PT Biro Klasifikasi Indonesia (BKI) menyatakan sampai saat ini pemerintah belum menugaskan kepada BKI menjadi salah satu lembaga sertifikasi untuk mensertifikasi ulang kelayakan petikemas sebagaimana PM 53 tahun 2018 tentang kelayakan petikemas dan berat kotor petikemas terverifikasi.
“Sampai sekarang ini BKI belum diberi penugasan dan juga belum mengetahui Juknis (petunjuk teknis) mengenai PM 53 tersebut. Jadi kita tunggu saja,” kata Syaifudin Wijaya, direktur PT BKI kepada Ocean Week, saat dimintai komentar sehubungan dengan kekhawatiran pelayaran dan eksportir importir, mengenai sertifikasi ulang petikemas siapa yang harus bayar.
Sebelumnya Syaifudin pernah mengatakan, bahwa BKI memang sempat dipercaya menjadi lembaga sertifikasi untuk kelayakan petikemas. Namun, semenjak PM 53/2018 keluar, kewenangan BKI sebagai lembaga sertifikasi dicabut. “Saat ini kami sudah mengajukan kembali ke Kemenhub untuk itu (sebagai lembaga sertifikasi kelayakan petikemas), tetapi sampai sekarang masih belum keluar ijinnya,” ungkapnya.
Pada berita yang ditulis Ocean Week sebelumnya, Kemenhub menjanjikan Petunjuk Teknis (Juknis) dan Petunjuk Pelaksanaan (Juklak) PM 53 tahun 2018 tentang kelaikan petikemas dan berat kotor petikemas terverifikasi akan diumumkan pada bula November mendatang. Mengingat sampai sekarang, bagaimana teknis pelaksanaan di lapangan masih masih diperdebatkan. Terutama soal siapa yang bakal membayar atas beban pemeriksaan petikemas tersebut.
Wakil Ketua Umum I DPP Indonesian National Shipowners Association (INSA) Witono Soeprapto saat dihadapan wartawan di Kantor INSA, menyatakan asosiasi pelayaran ini tidak ingin ada biaya tambahan yang ditimbulkan oleh verifikasi ulang kelaikan kontainer. “INSA akan terus memantau pembentukan aturan teknis Permenhub No PM 53/2018 yang menurut rencana terbit November mendatang,” ungkapnya.
Dalam PM 53 tersebut, Pasal 68, ujarnya, peti kemas lama yang telah diuji dan disetujui oleh badan klasifikasi asing atau organisasi di luar negeri atau pemerintah negara lain yang diakui IMO, dibebaskan dari pemeriksaan dan pengujian kontainer di Indonesia.
Sementara itu, Dhany Novianto, General Manager Mediterranean Shipping Company (MSC), pelayaran asing yang bermarkas di Jenewa Swiss menyatakan, pebisnis pelayaran asing di Indonesia merasa khawatir akan rencana pemerintah yang membebankan biaya inspeksi kontainer kepada shipping line. Karena hal itu membuat ongkos logistik menjadi semakin mahal, dan itu tidak sejalan dengan program Presiden Jokowi yang selalu menginginkan cost logistik dapat ditekan.

### CUPLIKAN DATA
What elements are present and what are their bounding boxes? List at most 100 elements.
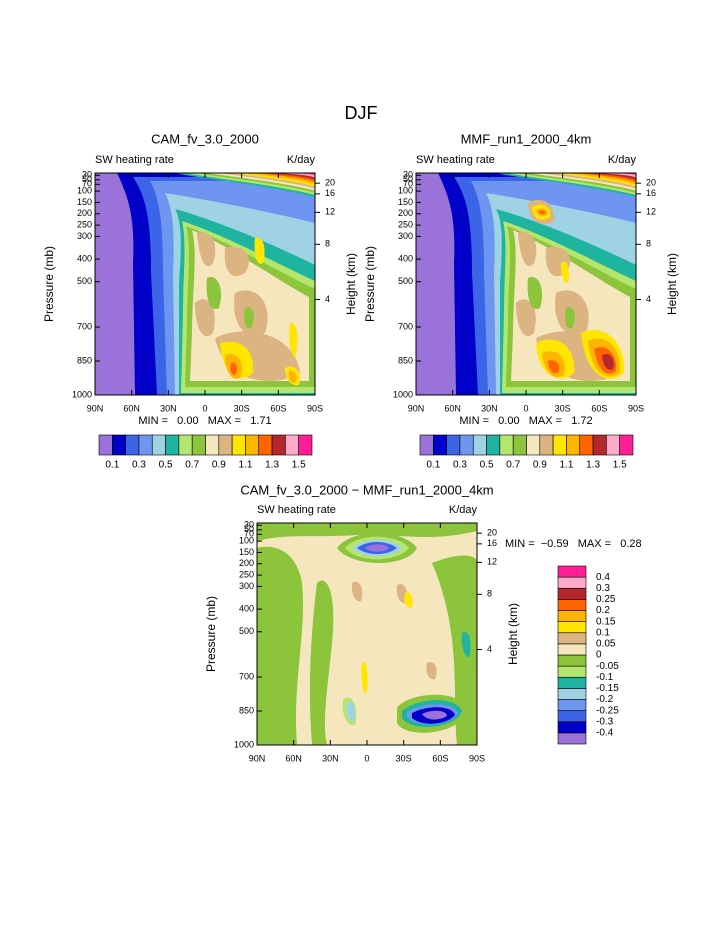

### PEKERJAAN YANG DIMINTA
Lanjutkan berita tentang sertifikasi ulang kelaikan petikemas menurut PM 53 tahun 2018 mulai setelah kalimat terakhirnya.

### JAWABAN TUGAS
“Semua petikemas yang kami gunakan untuk angkutan barang ke Indonesia, semua layak laut (pakai). Kami sangat menjaga kepercayaan publik. Kami mendengar, pemerintah (Kemenhub) akan fokus pada verifikasi ulang kontainer luar negeri pada saat pelaksanaan PM 53/2018 di awal Januari 2019 nanti. Ini akan menjadikan Indonesia kurang bisa bersaing dan tidak menarik buat para investor,” kata Dhany kepada Ocean Week, Kamis (11/10) pagi.
Jadi, ungkap Dhany, kebiasaan pada mekanisme pasar, setiap ada tambahan biaya operasional, baik karena kenaikan harga komponen, atau karena kebijakan pemerintah, yang terdampak pada akhirnya adalah cargo owner, eksportir maupun importir. “Akhirnya berujung pada masyarakat, harga jadi naik,” ujarnya lagi.
Menurut dia, setiap shipping line mayoritas sudah mempunyai prosedur penetapan kelaikan kontainer masing-masing, dengan memberlakukan pengujian, pemeliharaan, dan perbaikan menurut standard the Institute of International Container Lessor (IICL) yang dilakukan oleh depo-depo yang ditunjuk pelayaran. Dia mencontohkan, untuk MSC juga menunjuk depo yang memiliki standard IICL dan verifikasi berkala dilakukan dengan menempelkan stiker ACEP [Approved Continuous Examination Program] yang sudah di-approved dan diverifikasi.
“Kami menjamin peti kemas kami telah memenuhi standard Organisasi Maritim Dunia (IMO) dan diverifikasi ulang oleh badan internasional asing setiap 5 tahun,” tagsnya.
Dhany juga menilai wajar terhadap peraturan Kemenhub mengenai verifikasi ulang terhadap petikemas, karena untuk keselamatan pelayaran. “Cuma masalahnya siapa yang akan membayar untuk itu,” tanyanya.
Sebelumnya, Dirjen Hubla Agus Purnomo kepada pers menyatakan, bahwa Juknis dan Juklak PM 53/2018 setidaknya pada November sudah diumumkan. “Untuk tahap awal verifikasi ulang terhadap petikemas sesuai PM 53 akan fokus pada petikemas luar negeri, karena kalau petikemas dalam negeri lebih mudah pengawasannya,” katanya usai membuka FGD soal PM 53/2018 di Jakarta, beberapa waktu lalu.
Seperti diketahi bahwa Ginsi sudah pernah menyatakan jika pihaknya (importir) tidak mau membayar terhadap beban biaya yang muncul atas verifikasi ulang petikemas sesuai PM 53. (wan/**)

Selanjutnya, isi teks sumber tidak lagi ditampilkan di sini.